→ **What to work on**
Extract the complete data exactly as given.

══ Data in this exercise ══

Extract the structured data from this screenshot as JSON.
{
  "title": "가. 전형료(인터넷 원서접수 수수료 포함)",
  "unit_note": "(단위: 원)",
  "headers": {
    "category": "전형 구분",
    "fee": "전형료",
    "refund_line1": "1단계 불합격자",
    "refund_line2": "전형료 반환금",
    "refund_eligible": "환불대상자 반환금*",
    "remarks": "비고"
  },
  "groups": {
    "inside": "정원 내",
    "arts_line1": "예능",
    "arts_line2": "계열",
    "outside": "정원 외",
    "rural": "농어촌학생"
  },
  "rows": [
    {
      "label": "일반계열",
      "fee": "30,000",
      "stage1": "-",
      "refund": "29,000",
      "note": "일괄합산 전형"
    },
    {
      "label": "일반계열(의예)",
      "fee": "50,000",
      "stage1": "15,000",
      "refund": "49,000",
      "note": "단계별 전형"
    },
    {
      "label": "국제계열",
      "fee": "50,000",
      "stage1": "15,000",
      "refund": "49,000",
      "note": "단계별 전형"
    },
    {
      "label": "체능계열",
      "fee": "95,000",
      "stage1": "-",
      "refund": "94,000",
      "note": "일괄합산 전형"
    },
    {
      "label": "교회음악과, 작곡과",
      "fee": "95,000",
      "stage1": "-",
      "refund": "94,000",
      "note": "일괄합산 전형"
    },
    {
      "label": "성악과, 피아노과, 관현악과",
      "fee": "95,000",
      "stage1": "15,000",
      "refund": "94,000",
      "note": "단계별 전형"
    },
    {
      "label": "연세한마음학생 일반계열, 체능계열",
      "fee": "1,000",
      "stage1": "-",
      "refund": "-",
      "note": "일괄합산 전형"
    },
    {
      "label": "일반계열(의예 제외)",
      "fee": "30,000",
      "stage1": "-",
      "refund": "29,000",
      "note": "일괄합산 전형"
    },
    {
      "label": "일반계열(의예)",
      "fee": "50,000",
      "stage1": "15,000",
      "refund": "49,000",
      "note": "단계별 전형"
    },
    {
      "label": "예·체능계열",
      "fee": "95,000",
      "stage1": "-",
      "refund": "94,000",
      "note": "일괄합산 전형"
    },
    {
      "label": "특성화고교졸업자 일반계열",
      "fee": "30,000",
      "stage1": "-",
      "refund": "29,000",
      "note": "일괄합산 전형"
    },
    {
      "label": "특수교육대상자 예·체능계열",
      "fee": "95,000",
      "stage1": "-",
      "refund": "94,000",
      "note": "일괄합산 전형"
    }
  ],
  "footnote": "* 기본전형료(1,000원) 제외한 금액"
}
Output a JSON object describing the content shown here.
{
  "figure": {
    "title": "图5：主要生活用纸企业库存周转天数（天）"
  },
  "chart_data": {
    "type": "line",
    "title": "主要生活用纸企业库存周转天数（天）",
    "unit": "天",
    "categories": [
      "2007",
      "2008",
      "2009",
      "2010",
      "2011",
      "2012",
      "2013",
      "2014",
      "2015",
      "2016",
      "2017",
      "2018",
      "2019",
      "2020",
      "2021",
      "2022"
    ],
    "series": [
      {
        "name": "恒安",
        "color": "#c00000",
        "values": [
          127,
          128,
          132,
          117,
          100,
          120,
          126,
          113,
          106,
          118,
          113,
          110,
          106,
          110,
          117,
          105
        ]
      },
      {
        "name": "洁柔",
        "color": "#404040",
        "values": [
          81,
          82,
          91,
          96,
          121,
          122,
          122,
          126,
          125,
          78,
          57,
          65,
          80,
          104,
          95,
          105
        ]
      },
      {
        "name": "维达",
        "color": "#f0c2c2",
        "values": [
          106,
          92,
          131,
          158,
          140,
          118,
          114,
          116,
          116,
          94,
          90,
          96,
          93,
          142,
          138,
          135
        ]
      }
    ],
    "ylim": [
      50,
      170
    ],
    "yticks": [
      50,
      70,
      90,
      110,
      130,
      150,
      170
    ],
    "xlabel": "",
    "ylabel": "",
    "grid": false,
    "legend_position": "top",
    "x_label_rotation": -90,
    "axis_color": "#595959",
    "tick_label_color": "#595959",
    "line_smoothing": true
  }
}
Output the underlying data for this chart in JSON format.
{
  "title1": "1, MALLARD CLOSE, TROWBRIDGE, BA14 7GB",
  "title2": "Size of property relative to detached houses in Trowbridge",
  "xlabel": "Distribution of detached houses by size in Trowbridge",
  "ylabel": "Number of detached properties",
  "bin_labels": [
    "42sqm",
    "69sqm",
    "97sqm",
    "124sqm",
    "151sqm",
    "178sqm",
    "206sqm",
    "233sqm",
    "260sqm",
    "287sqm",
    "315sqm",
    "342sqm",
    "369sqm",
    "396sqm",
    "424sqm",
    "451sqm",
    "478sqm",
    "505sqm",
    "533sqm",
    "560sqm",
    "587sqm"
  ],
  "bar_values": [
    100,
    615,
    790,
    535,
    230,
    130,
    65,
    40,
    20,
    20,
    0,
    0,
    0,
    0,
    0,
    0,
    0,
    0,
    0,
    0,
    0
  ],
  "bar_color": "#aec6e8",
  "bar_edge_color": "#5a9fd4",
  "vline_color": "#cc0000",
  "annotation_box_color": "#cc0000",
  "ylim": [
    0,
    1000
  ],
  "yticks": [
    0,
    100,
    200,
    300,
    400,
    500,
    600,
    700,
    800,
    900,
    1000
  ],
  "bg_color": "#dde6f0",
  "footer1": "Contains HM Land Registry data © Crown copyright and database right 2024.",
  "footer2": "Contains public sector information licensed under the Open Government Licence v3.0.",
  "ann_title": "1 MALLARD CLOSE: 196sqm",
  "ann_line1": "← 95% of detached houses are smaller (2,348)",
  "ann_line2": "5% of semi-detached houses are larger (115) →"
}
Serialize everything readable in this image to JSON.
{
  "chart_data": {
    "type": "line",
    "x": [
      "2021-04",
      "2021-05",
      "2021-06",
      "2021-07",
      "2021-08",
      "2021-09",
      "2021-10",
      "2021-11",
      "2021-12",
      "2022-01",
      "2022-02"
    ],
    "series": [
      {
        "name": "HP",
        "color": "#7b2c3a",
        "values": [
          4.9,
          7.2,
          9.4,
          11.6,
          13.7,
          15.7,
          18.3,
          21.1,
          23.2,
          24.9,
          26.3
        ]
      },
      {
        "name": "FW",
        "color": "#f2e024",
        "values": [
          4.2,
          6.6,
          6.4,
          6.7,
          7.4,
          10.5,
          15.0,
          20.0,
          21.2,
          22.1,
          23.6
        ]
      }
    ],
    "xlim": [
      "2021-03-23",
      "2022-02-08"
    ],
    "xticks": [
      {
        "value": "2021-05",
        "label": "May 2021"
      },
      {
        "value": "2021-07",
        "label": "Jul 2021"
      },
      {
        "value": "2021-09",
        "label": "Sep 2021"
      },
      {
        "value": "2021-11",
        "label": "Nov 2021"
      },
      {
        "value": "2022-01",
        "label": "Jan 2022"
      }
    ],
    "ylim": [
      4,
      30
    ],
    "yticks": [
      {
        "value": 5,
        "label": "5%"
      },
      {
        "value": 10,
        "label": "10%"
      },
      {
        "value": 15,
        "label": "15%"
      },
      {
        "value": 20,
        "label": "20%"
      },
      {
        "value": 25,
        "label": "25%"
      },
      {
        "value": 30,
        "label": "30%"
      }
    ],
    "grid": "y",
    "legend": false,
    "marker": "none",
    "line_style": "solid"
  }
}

═══

→ **Solution below**
Extract the structured data from this screenshot as JSON.
{
  "title": "가. 전형료(인터넷 원서접수 수수료 포함)",
  "unit_note": "(단위: 원)",
  "headers": {
    "category": "전형 구분",
    "fee": "전형료",
    "refund_line1": "1단계 불합격자",
    "refund_line2": "전형료 반환금",
    "refund_eligible": "환불대상자 반환금*",
    "remarks": "비고"
  },
  "groups": {
    "inside": "정원 내",
    "arts_line1": "예능",
    "arts_line2": "계열",
    "outside": "정원 외",
    "rural": "농어촌학생"
  },
  "rows": [
    {
      "label": "일반계열",
      "fee": "30,000",
      "stage1": "-",
      "refund": "29,000",
      "note": "일괄합산 전형"
    },
    {
      "label": "일반계열(의예)",
      "fee": "50,000",
      "stage1": "15,000",
      "refund": "49,000",
      "note": "단계별 전형"
    },
    {
      "label": "국제계열",
      "fee": "50,000",
      "stage1": "15,000",
      "refund": "49,000",
      "note": "단계별 전형"
    },
    {
      "label": "체능계열",
      "fee": "95,000",
      "stage1": "-",
      "refund": "94,000",
      "note": "일괄합산 전형"
    },
    {
      "label": "교회음악과, 작곡과",
      "fee": "95,000",
      "stage1": "-",
      "refund": "94,000",
      "note": "일괄합산 전형"
    },
    {
      "label": "성악과, 피아노과, 관현악과",
      "fee": "95,000",
      "stage1": "15,000",
      "refund": "94,000",
      "note": "단계별 전형"
    },
    {
      "label": "연세한마음학생 일반계열, 체능계열",
      "fee": "1,000",
      "stage1": "-",
      "refund": "-",
      "note": "일괄합산 전형"
    },
    {
      "label": "일반계열(의예 제외)",
      "fee": "30,000",
      "stage1": "-",
      "refund": "29,000",
      "note": "일괄합산 전형"
    },
    {
      "label": "일반계열(의예)",
      "fee": "50,000",
      "stage1": "15,000",
      "refund": "49,000",
      "note": "단계별 전형"
    },
    {
      "label": "예·체능계열",
      "fee": "95,000",
      "stage1": "-",
      "refund": "94,000",
      "note": "일괄합산 전형"
    },
    {
      "label": "특성화고교졸업자 일반계열",
      "fee": "30,000",
      "stage1": "-",
      "refund": "29,000",
      "note": "일괄합산 전형"
    },
    {
      "label": "특수교육대상자 예·체능계열",
      "fee": "95,000",
      "stage1": "-",
      "refund": "94,000",
      "note": "일괄합산 전형"
    }
  ],
  "footnote": "* 기본전형료(1,000원) 제외한 금액"
}
Output a JSON object describing the content shown here.
{
  "figure": {
    "title": "图5：主要生活用纸企业库存周转天数（天）"
  },
  "chart_data": {
    "type": "line",
    "title": "主要生活用纸企业库存周转天数（天）",
    "unit": "天",
    "categories": [
      "2007",
      "2008",
      "2009",
      "2010",
      "2011",
      "2012",
      "2013",
      "2014",
      "2015",
      "2016",
      "2017",
      "2018",
      "2019",
      "2020",
      "2021",
      "2022"
    ],
    "series": [
      {
        "name": "恒安",
        "color": "#c00000",
        "values": [
          127,
          128,
          132,
          117,
          100,
          120,
          126,
          113,
          106,
          118,
          113,
          110,
          106,
          110,
          117,
          105
        ]
      },
      {
        "name": "洁柔",
        "color": "#404040",
        "values": [
          81,
          82,
          91,
          96,
          121,
          122,
          122,
          126,
          125,
          78,
          57,
          65,
          80,
          104,
          95,
          105
        ]
      },
      {
        "name": "维达",
        "color": "#f0c2c2",
        "values": [
          106,
          92,
          131,
          158,
          140,
          118,
          114,
          116,
          116,
          94,
          90,
          96,
          93,
          142,
          138,
          135
        ]
      }
    ],
    "ylim": [
      50,
      170
    ],
    "yticks": [
      50,
      70,
      90,
      110,
      130,
      150,
      170
    ],
    "xlabel": "",
    "ylabel": "",
    "grid": false,
    "legend_position": "top",
    "x_label_rotation": -90,
    "axis_color": "#595959",
    "tick_label_color": "#595959",
    "line_smoothing": true
  }
}
Output the underlying data for this chart in JSON format.
{
  "title1": "1, MALLARD CLOSE, TROWBRIDGE, BA14 7GB",
  "title2": "Size of property relative to detached houses in Trowbridge",
  "xlabel": "Distribution of detached houses by size in Trowbridge",
  "ylabel": "Number of detached properties",
  "bin_labels": [
    "42sqm",
    "69sqm",
    "97sqm",
    "124sqm",
    "151sqm",
    "178sqm",
    "206sqm",
    "233sqm",
    "260sqm",
    "287sqm",
    "315sqm",
    "342sqm",
    "369sqm",
    "396sqm",
    "424sqm",
    "451sqm",
    "478sqm",
    "505sqm",
    "533sqm",
    "560sqm",
    "587sqm"
  ],
  "bar_values": [
    100,
    615,
    790,
    535,
    230,
    130,
    65,
    40,
    20,
    20,
    0,
    0,
    0,
    0,
    0,
    0,
    0,
    0,
    0,
    0,
    0
  ],
  "bar_color": "#aec6e8",
  "bar_edge_color": "#5a9fd4",
  "vline_color": "#cc0000",
  "annotation_box_color": "#cc0000",
  "ylim": [
    0,
    1000
  ],
  "yticks": [
    0,
    100,
    200,
    300,
    400,
    500,
    600,
    700,
    800,
    900,
    1000
  ],
  "bg_color": "#dde6f0",
  "footer1": "Contains HM Land Registry data © Crown copyright and database right 2024.",
  "footer2": "Contains public sector information licensed under the Open Government Licence v3.0.",
  "ann_title": "1 MALLARD CLOSE: 196sqm",
  "ann_line1": "← 95% of detached houses are smaller (2,348)",
  "ann_line2": "5% of semi-detached houses are larger (115) →"
}
Serialize everything readable in this image to JSON.
{
  "chart_data": {
    "type": "line",
    "x": [
      "2021-04",
      "2021-05",
      "2021-06",
      "2021-07",
      "2021-08",
      "2021-09",
      "2021-10",
      "2021-11",
      "2021-12",
      "2022-01",
      "2022-02"
    ],
    "series": [
      {
        "name": "HP",
        "color": "#7b2c3a",
        "values": [
          4.9,
          7.2,
          9.4,
          11.6,
          13.7,
          15.7,
          18.3,
          21.1,
          23.2,
          24.9,
          26.3
        ]
      },
      {
        "name": "FW",
        "color": "#f2e024",
        "values": [
          4.2,
          6.6,
          6.4,
          6.7,
          7.4,
          10.5,
          15.0,
          20.0,
          21.2,
          22.1,
          23.6
        ]
      }
    ],
    "xlim": [
      "2021-03-23",
      "2022-02-08"
    ],
    "xticks": [
      {
        "value": "2021-05",
        "label": "May 2021"
      },
      {
        "value": "2021-07",
        "label": "Jul 2021"
      },
      {
        "value": "2021-09",
        "label": "Sep 2021"
      },
      {
        "value": "2021-11",
        "label": "Nov 2021"
      },
      {
        "value": "2022-01",
        "label": "Jan 2022"
      }
    ],
    "ylim": [
      4,
      30
    ],
    "yticks": [
      {
        "value": 5,
        "label": "5%"
      },
      {
        "value": 10,
        "label": "10%"
      },
      {
        "value": 15,
        "label": "15%"
      },
      {
        "value": 20,
        "label": "20%"
      },
      {
        "value": 25,
        "label": "25%"
      },
      {
        "value": 30,
        "label": "30%"
      }
    ],
    "grid": "y",
    "legend": false,
    "marker": "none",
    "line_style": "solid"
  }
}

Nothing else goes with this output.